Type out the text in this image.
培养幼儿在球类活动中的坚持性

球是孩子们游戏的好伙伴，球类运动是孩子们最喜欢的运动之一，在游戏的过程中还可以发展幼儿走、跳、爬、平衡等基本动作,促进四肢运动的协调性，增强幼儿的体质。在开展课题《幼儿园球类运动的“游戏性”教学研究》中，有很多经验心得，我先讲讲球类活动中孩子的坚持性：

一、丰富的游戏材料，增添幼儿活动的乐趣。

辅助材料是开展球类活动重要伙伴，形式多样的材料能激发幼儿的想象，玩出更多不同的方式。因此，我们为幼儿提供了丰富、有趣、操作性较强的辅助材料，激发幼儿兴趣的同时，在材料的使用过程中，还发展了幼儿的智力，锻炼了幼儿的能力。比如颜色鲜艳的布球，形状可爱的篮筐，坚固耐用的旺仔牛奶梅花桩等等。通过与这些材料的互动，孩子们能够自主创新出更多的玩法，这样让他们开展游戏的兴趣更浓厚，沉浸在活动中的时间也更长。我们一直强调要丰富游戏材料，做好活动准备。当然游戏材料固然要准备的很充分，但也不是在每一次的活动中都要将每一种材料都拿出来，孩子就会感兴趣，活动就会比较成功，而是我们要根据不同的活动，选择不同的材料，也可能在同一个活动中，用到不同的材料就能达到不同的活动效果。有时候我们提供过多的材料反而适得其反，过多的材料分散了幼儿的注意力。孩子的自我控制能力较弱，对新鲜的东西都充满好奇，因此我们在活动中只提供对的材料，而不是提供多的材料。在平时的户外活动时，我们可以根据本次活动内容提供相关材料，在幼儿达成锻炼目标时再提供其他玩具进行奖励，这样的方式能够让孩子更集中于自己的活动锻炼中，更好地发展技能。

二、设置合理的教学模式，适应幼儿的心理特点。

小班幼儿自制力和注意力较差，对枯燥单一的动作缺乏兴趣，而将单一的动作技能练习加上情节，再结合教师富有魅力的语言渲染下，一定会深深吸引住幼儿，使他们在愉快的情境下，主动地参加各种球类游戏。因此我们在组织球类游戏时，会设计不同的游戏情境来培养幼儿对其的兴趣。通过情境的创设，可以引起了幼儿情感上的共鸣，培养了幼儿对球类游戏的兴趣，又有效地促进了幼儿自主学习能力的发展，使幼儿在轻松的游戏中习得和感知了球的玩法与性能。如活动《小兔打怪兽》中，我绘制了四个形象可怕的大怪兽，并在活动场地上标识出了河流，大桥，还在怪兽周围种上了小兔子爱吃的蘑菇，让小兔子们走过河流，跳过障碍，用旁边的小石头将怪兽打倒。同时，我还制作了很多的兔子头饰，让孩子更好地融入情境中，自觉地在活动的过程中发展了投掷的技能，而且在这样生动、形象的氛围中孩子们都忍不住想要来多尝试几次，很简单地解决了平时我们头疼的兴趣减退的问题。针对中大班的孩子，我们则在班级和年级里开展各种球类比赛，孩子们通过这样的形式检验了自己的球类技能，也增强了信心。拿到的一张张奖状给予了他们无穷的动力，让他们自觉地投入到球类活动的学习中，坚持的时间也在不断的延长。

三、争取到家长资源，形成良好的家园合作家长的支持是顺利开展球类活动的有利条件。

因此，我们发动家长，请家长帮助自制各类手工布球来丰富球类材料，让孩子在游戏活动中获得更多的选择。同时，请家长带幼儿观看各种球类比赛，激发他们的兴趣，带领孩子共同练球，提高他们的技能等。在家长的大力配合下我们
- - -
PROBLEM DETAILS: Above are some records; extract every one of them exactly.

COMPLETED EXERCISE:
Type out the text in this image.
培养幼儿在球类活动中的坚持性

球是孩子们游戏的好伙伴，球类运动是孩子们最喜欢的运动之一，在游戏的过程中还可以发展幼儿走、跳、爬、平衡等基本动作,促进四肢运动的协调性，增强幼儿的体质。在开展课题《幼儿园球类运动的“游戏性”教学研究》中，有很多经验心得，我先讲讲球类活动中孩子的坚持性：

一、丰富的游戏材料，增添幼儿活动的乐趣。

辅助材料是开展球类活动重要伙伴，形式多样的材料能激发幼儿的想象，玩出更多不同的方式。因此，我们为幼儿提供了丰富、有趣、操作性较强的辅助材料，激发幼儿兴趣的同时，在材料的使用过程中，还发展了幼儿的智力，锻炼了幼儿的能力。比如颜色鲜艳的布球，形状可爱的篮筐，坚固耐用的旺仔牛奶梅花桩等等。通过与这些材料的互动，孩子们能够自主创新出更多的玩法，这样让他们开展游戏的兴趣更浓厚，沉浸在活动中的时间也更长。我们一直强调要丰富游戏材料，做好活动准备。当然游戏材料固然要准备的很充分，但也不是在每一次的活动中都要将每一种材料都拿出来，孩子就会感兴趣，活动就会比较成功，而是我们要根据不同的活动，选择不同的材料，也可能在同一个活动中，用到不同的材料就能达到不同的活动效果。有时候我们提供过多的材料反而适得其反，过多的材料分散了幼儿的注意力。孩子的自我控制能力较弱，对新鲜的东西都充满好奇，因此我们在活动中只提供对的材料，而不是提供多的材料。在平时的户外活动时，我们可以根据本次活动内容提供相关材料，在幼儿达成锻炼目标时再提供其他玩具进行奖励，这样的方式能够让孩子更集中于自己的活动锻炼中，更好地发展技能。

二、设置合理的教学模式，适应幼儿的心理特点。

小班幼儿自制力和注意力较差，对枯燥单一的动作缺乏兴趣，而将单一的动作技能练习加上情节，再结合教师富有魅力的语言渲染下，一定会深深吸引住幼儿，使他们在愉快的情境下，主动地参加各种球类游戏。因此我们在组织球类游戏时，会设计不同的游戏情境来培养幼儿对其的兴趣。通过情境的创设，可以引起了幼儿情感上的共鸣，培养了幼儿对球类游戏的兴趣，又有效地促进了幼儿自主学习能力的发展，使幼儿在轻松的游戏中习得和感知了球的玩法与性能。如活动《小兔打怪兽》中，我绘制了四个形象可怕的大怪兽，并在活动场地上标识出了河流，大桥，还在怪兽周围种上了小兔子爱吃的蘑菇，让小兔子们走过河流，跳过障碍，用旁边的小石头将怪兽打倒。同时，我还制作了很多的兔子头饰，让孩子更好地融入情境中，自觉地在活动的过程中发展了投掷的技能，而且在这样生动、形象的氛围中孩子们都忍不住想要来多尝试几次，很简单地解决了平时我们头疼的兴趣减退的问题。针对中大班的孩子，我们则在班级和年级里开展各种球类比赛，孩子们通过这样的形式检验了自己的球类技能，也增强了信心。拿到的一张张奖状给予了他们无穷的动力，让他们自觉地投入到球类活动的学习中，坚持的时间也在不断的延长。

三、争取到家长资源，形成良好的家园合作家长的支持是顺利开展球类活动的有利条件。

因此，我们发动家长，请家长帮助自制各类手工布球来丰富球类材料，让孩子在游戏活动中获得更多的选择。同时，请家长带幼儿观看各种球类比赛，激发他们的兴趣，带领孩子共同练球，提高他们的技能等。在家长的大力配合下我们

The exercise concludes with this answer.